[Records from a data collection]
◆ ◆ ◆ ◆ ◆ ◆ ◆
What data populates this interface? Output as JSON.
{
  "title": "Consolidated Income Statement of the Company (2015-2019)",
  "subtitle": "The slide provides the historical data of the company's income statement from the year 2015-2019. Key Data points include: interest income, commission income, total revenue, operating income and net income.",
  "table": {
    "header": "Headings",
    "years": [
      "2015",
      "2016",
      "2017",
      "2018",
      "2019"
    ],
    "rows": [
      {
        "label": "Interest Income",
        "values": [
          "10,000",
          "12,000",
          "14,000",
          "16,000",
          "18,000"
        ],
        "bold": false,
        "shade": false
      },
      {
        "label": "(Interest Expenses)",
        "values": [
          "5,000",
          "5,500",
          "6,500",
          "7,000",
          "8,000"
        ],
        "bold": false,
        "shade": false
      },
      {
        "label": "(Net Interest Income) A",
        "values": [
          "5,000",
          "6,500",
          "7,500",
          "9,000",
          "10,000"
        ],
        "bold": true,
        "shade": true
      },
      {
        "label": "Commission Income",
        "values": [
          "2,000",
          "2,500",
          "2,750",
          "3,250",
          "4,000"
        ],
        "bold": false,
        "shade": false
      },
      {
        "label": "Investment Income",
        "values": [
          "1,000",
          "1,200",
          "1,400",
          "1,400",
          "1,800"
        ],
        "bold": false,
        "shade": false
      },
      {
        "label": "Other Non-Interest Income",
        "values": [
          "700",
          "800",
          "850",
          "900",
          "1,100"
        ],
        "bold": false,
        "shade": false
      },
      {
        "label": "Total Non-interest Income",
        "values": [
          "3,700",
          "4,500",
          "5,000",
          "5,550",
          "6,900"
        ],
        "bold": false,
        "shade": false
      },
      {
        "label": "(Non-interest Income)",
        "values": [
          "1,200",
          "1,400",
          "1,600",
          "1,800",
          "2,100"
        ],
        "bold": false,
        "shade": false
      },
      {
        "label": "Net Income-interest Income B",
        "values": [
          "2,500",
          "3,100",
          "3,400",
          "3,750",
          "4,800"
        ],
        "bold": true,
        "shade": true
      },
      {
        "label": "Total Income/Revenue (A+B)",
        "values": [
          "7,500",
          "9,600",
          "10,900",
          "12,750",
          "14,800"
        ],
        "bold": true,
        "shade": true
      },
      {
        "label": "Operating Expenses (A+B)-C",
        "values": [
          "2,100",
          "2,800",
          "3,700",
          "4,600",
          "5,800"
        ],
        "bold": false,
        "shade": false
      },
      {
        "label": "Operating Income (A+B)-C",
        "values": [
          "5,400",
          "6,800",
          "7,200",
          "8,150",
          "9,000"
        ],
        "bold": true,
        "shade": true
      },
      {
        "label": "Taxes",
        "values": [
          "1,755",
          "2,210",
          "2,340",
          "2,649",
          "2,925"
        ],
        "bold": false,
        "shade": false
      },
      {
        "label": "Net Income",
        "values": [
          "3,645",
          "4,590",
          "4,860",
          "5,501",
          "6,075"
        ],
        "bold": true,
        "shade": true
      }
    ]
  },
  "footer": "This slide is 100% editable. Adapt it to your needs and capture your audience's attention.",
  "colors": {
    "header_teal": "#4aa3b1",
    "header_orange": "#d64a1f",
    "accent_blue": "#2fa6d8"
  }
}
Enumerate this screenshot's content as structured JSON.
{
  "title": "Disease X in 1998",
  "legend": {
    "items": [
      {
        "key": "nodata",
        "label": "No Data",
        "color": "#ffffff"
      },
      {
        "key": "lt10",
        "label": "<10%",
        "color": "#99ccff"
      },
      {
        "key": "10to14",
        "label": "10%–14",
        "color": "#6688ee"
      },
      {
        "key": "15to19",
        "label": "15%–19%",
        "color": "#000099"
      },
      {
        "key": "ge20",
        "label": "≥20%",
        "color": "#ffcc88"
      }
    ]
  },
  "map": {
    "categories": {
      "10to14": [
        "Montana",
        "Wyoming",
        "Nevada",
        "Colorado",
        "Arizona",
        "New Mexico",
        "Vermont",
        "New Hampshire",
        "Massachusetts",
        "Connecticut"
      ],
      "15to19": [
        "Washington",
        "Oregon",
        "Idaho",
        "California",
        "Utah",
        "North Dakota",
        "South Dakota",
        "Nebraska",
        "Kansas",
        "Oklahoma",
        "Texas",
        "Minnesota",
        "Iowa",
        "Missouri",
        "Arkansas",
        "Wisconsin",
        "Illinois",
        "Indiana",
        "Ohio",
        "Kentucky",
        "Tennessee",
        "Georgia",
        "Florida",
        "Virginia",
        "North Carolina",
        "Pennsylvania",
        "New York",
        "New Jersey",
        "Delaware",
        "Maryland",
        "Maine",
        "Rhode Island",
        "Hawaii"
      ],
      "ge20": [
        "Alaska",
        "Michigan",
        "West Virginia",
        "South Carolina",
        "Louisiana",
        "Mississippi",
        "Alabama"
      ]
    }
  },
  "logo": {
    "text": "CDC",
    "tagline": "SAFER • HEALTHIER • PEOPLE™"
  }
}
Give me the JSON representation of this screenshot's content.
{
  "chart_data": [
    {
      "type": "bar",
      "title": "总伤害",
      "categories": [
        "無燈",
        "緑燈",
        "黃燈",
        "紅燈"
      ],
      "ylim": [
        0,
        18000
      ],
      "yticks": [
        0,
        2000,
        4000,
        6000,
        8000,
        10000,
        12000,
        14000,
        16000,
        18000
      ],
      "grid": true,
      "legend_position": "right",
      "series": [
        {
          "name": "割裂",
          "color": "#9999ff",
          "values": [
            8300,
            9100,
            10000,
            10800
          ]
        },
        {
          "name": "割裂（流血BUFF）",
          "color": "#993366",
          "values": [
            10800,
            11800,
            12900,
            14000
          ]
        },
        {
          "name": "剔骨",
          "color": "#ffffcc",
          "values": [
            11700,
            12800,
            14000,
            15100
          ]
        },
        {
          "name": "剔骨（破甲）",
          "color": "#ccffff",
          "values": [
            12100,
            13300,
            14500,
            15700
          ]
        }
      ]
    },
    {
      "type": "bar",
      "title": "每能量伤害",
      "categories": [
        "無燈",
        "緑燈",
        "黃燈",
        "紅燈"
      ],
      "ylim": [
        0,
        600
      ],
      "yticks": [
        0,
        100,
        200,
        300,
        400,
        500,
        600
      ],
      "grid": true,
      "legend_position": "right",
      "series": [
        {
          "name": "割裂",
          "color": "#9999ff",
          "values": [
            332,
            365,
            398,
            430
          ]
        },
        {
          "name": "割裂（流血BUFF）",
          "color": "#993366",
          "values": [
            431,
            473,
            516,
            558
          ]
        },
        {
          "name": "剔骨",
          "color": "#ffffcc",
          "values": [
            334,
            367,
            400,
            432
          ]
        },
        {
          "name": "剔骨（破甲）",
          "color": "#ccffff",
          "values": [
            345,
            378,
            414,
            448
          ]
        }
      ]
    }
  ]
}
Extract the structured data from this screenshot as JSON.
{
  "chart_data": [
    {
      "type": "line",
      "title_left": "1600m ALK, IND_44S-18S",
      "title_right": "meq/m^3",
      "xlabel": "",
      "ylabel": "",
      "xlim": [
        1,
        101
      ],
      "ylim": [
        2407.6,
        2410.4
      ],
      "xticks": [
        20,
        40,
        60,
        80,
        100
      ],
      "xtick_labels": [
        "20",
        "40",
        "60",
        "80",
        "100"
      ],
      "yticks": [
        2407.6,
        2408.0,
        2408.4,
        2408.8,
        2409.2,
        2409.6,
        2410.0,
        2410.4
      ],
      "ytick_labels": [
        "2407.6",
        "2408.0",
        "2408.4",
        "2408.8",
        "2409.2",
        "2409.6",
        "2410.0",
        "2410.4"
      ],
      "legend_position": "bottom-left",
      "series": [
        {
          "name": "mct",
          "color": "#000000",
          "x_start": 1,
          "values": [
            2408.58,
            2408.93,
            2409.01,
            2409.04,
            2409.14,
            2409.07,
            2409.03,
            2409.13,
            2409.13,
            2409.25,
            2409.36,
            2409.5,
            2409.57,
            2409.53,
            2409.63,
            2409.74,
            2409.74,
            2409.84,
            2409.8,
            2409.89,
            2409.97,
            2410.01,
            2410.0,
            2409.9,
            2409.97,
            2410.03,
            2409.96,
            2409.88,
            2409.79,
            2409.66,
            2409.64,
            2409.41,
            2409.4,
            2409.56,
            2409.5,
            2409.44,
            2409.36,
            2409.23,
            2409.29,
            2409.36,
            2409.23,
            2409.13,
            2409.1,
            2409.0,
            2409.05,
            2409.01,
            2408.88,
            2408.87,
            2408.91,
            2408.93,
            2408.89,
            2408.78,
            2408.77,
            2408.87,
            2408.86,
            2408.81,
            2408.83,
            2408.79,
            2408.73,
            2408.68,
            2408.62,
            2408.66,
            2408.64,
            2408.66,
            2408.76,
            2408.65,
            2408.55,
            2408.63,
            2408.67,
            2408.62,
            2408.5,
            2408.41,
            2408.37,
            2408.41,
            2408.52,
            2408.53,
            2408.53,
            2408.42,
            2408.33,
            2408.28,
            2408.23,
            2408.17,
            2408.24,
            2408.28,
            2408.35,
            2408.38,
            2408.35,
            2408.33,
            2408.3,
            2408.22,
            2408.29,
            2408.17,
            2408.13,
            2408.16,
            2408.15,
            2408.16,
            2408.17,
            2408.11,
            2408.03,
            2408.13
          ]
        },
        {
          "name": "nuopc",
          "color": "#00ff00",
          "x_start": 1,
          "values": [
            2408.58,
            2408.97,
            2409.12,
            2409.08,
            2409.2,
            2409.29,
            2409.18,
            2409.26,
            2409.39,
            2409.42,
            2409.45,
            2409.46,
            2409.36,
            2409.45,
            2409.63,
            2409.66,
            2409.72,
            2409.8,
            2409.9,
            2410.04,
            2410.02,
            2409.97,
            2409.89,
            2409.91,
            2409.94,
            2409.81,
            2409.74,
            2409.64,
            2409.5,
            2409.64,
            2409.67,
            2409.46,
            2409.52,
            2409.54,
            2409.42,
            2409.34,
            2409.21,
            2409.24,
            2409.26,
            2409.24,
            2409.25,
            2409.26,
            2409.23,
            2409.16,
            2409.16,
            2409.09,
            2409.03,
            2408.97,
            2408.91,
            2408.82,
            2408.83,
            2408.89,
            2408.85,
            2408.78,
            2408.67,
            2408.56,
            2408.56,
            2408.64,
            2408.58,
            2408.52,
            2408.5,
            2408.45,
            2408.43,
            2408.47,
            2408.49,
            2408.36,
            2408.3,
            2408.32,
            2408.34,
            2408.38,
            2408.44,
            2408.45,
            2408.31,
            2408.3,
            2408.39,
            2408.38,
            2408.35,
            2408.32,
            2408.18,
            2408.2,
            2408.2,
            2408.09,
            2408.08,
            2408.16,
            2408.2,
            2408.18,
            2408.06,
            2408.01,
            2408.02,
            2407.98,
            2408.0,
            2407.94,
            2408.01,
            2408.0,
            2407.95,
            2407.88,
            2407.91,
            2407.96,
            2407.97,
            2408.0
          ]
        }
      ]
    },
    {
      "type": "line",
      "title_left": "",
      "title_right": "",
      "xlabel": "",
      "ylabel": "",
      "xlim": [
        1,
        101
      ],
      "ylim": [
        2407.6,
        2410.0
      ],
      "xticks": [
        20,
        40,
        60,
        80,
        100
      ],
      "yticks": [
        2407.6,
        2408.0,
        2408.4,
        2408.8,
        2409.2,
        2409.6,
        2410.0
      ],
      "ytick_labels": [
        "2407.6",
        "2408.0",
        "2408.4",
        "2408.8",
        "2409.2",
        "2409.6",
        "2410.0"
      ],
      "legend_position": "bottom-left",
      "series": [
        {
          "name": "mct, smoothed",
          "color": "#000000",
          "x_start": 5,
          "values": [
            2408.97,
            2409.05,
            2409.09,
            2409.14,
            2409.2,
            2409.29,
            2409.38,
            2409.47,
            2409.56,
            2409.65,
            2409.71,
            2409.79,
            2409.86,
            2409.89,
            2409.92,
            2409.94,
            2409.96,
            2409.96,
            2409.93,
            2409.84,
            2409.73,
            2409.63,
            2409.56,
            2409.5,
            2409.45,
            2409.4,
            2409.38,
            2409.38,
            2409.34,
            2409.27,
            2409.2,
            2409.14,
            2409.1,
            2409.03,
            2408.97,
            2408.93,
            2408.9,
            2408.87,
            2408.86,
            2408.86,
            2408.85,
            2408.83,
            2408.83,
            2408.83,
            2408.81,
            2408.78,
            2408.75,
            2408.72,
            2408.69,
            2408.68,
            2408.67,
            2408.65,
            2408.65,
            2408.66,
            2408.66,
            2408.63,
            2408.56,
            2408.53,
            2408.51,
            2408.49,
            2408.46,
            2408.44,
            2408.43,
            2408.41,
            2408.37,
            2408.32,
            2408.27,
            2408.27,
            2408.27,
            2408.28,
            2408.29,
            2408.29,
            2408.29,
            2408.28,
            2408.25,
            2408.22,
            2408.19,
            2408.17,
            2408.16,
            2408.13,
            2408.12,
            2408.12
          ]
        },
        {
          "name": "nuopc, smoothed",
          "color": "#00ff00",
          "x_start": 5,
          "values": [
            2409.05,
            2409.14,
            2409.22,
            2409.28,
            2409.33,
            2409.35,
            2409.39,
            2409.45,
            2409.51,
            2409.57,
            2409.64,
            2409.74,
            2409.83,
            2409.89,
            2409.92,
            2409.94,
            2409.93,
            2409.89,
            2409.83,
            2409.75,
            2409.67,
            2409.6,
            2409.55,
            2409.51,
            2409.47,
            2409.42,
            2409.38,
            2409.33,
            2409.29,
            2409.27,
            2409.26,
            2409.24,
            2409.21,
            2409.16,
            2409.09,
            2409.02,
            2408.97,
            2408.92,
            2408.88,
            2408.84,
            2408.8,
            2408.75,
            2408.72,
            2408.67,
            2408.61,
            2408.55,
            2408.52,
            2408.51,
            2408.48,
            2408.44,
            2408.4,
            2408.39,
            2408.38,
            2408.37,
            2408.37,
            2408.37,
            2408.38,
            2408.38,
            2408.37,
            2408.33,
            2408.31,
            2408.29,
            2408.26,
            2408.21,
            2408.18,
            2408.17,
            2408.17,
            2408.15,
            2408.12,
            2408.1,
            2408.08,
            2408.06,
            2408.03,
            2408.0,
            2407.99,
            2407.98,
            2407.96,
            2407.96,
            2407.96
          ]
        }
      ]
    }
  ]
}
◆ ◆ ◆ ◆ ◆ ◆ ◆
_Task details:_
Copy out every line of the data that includes "content".

_Exercise solution:_
Enumerate this screenshot's content as structured JSON.
Give me the JSON representation of this screenshot's content.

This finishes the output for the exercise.